Description of the task :: The required output consists solely of the lines from the line containing "Parse this screenshot: output" through the end of the records, copied exactly.

(Structured figure records)
———

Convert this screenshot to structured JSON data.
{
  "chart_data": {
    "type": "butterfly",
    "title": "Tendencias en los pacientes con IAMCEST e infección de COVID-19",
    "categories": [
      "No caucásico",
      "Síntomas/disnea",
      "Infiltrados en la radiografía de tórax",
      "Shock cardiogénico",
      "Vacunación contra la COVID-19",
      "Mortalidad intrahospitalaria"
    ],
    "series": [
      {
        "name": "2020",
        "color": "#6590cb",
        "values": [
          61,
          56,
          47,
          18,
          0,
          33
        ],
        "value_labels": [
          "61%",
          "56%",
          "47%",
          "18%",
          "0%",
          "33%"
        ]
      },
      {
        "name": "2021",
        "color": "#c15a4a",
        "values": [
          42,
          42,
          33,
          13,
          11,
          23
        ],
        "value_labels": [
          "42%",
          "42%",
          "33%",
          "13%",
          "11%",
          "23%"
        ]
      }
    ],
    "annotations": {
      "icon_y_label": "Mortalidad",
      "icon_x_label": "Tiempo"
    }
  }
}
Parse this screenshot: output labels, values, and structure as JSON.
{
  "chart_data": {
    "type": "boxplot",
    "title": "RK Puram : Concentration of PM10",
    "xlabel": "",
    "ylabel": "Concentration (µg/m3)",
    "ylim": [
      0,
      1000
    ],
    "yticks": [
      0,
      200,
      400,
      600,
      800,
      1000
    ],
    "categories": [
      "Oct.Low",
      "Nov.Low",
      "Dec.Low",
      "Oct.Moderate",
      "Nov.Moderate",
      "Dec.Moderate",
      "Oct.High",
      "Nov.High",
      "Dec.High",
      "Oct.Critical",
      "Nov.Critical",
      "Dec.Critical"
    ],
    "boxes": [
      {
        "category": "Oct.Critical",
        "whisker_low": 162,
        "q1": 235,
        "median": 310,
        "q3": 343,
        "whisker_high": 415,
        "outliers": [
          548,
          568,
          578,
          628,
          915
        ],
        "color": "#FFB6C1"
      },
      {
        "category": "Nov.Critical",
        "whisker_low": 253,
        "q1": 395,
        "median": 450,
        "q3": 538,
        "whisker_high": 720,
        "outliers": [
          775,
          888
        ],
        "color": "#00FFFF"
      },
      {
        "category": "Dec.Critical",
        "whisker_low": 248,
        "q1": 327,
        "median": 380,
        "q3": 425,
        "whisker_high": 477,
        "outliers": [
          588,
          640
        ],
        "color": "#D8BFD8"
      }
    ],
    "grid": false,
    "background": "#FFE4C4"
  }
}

———

Exercise answer ::
Parse this screenshot: output labels, values, and structure as JSON.
{
  "chart_data": {
    "type": "boxplot",
    "title": "RK Puram : Concentration of PM10",
    "xlabel": "",
    "ylabel": "Concentration (µg/m3)",
    "ylim": [
      0,
      1000
    ],
    "yticks": [
      0,
      200,
      400,
      600,
      800,
      1000
    ],
    "categories": [
      "Oct.Low",
      "Nov.Low",
      "Dec.Low",
      "Oct.Moderate",
      "Nov.Moderate",
      "Dec.Moderate",
      "Oct.High",
      "Nov.High",
      "Dec.High",
      "Oct.Critical",
      "Nov.Critical",
      "Dec.Critical"
    ],
    "boxes": [
      {
        "category": "Oct.Critical",
        "whisker_low": 162,
        "q1": 235,
        "median": 310,
        "q3": 343,
        "whisker_high": 415,
        "outliers": [
          548,
          568,
          578,
          628,
          915
        ],
        "color": "#FFB6C1"
      },
      {
        "category": "Nov.Critical",
        "whisker_low": 253,
        "q1": 395,
        "median": 450,
        "q3": 538,
        "whisker_high": 720,
        "outliers": [
          775,
          888
        ],
        "color": "#00FFFF"
      },
      {
        "category": "Dec.Critical",
        "whisker_low": 248,
        "q1": 327,
        "median": 380,
        "q3": 425,
        "whisker_high": 477,
        "outliers": [
          588,
          640
        ],
        "color": "#D8BFD8"
      }
    ],
    "grid": false,
    "background": "#FFE4C4"
  }
}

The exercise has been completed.